- **The exercise**
Omit the pictures and return every entry exactly as written.

- **Data provided**

* * * * * * *

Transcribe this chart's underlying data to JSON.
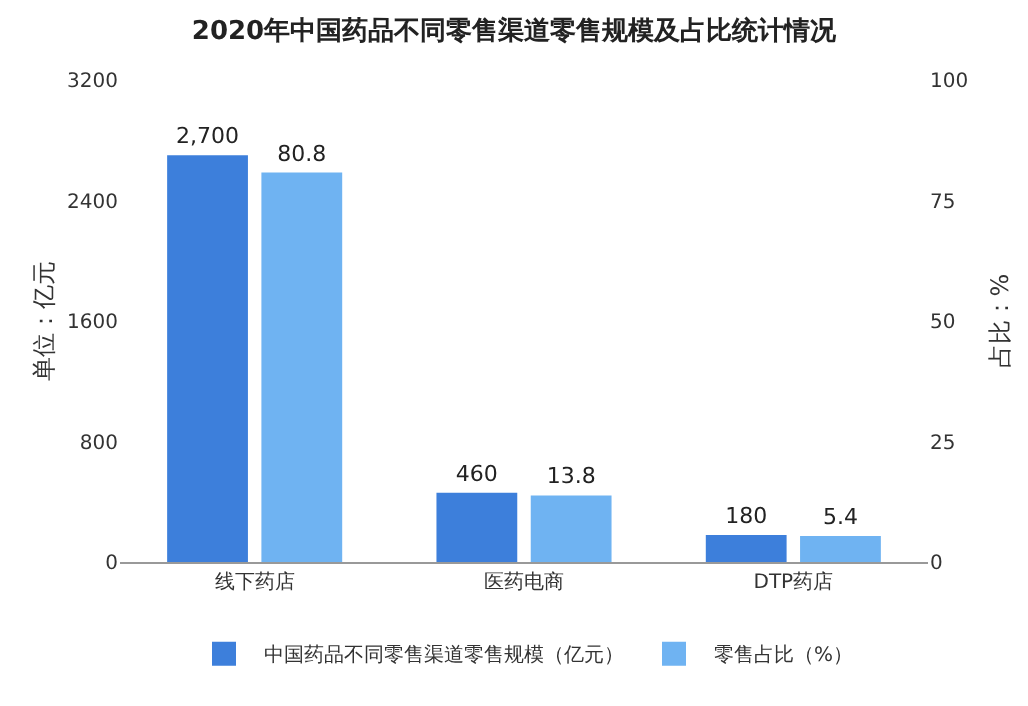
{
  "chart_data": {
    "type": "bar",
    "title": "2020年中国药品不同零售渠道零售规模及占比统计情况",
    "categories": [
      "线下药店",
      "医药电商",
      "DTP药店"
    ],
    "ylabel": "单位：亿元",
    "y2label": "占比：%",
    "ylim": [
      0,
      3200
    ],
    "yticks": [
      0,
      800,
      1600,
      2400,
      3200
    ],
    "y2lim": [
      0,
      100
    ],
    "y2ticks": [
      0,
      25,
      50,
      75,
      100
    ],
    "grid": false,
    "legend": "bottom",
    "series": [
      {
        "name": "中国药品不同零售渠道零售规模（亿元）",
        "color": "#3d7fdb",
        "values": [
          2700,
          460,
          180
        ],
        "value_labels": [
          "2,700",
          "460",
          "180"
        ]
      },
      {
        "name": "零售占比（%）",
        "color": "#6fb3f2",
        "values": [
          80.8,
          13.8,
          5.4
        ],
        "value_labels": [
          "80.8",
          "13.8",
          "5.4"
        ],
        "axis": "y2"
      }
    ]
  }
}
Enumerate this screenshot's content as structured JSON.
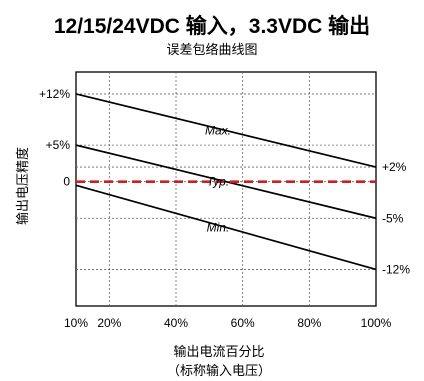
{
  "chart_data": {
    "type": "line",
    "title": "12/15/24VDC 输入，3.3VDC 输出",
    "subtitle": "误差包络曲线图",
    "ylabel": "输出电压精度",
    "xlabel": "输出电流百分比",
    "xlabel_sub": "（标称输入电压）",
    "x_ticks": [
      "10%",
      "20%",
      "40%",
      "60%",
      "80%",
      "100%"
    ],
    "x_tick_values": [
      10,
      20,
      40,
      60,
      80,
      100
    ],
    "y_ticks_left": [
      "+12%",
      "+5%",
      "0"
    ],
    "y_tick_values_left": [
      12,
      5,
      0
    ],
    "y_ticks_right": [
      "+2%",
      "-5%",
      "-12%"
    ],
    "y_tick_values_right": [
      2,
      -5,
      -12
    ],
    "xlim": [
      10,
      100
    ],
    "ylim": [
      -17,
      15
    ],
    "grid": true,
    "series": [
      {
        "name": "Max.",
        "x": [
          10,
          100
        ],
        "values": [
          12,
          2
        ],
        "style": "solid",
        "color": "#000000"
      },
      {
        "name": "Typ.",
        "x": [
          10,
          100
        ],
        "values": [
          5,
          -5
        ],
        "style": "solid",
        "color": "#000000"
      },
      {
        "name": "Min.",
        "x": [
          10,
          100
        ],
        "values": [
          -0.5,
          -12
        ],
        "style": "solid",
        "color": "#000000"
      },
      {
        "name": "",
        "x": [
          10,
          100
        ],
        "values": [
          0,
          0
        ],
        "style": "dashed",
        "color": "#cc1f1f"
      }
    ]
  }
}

* * * * * * *

- **The response**
Transcribe this chart's underlying data to JSON.
{
  "chart_data": {
    "type": "bar",
    "title": "2020年中国药品不同零售渠道零售规模及占比统计情况",
    "categories": [
      "线下药店",
      "医药电商",
      "DTP药店"
    ],
    "ylabel": "单位：亿元",
    "y2label": "占比：%",
    "ylim": [
      0,
      3200
    ],
    "yticks": [
      0,
      800,
      1600,
      2400,
      3200
    ],
    "y2lim": [
      0,
      100
    ],
    "y2ticks": [
      0,
      25,
      50,
      75,
      100
    ],
    "grid": false,
    "legend": "bottom",
    "series": [
      {
        "name": "中国药品不同零售渠道零售规模（亿元）",
        "color": "#3d7fdb",
        "values": [
          2700,
          460,
          180
        ],
        "value_labels": [
          "2,700",
          "460",
          "180"
        ]
      },
      {
        "name": "零售占比（%）",
        "color": "#6fb3f2",
        "values": [
          80.8,
          13.8,
          5.4
        ],
        "value_labels": [
          "80.8",
          "13.8",
          "5.4"
        ],
        "axis": "y2"
      }
    ]
  }
}
Enumerate this screenshot's content as structured JSON.
{
  "chart_data": {
    "type": "line",
    "title": "12/15/24VDC 输入，3.3VDC 输出",
    "subtitle": "误差包络曲线图",
    "ylabel": "输出电压精度",
    "xlabel": "输出电流百分比",
    "xlabel_sub": "（标称输入电压）",
    "x_ticks": [
      "10%",
      "20%",
      "40%",
      "60%",
      "80%",
      "100%"
    ],
    "x_tick_values": [
      10,
      20,
      40,
      60,
      80,
      100
    ],
    "y_ticks_left": [
      "+12%",
      "+5%",
      "0"
    ],
    "y_tick_values_left": [
      12,
      5,
      0
    ],
    "y_ticks_right": [
      "+2%",
      "-5%",
      "-12%"
    ],
    "y_tick_values_right": [
      2,
      -5,
      -12
    ],
    "xlim": [
      10,
      100
    ],
    "ylim": [
      -17,
      15
    ],
    "grid": true,
    "series": [
      {
        "name": "Max.",
        "x": [
          10,
          100
        ],
        "values": [
          12,
          2
        ],
        "style": "solid",
        "color": "#000000"
      },
      {
        "name": "Typ.",
        "x": [
          10,
          100
        ],
        "values": [
          5,
          -5
        ],
        "style": "solid",
        "color": "#000000"
      },
      {
        "name": "Min.",
        "x": [
          10,
          100
        ],
        "values": [
          -0.5,
          -12
        ],
        "style": "solid",
        "color": "#000000"
      },
      {
        "name": "",
        "x": [
          10,
          100
        ],
        "values": [
          0,
          0
        ],
        "style": "dashed",
        "color": "#cc1f1f"
      }
    ]
  }
}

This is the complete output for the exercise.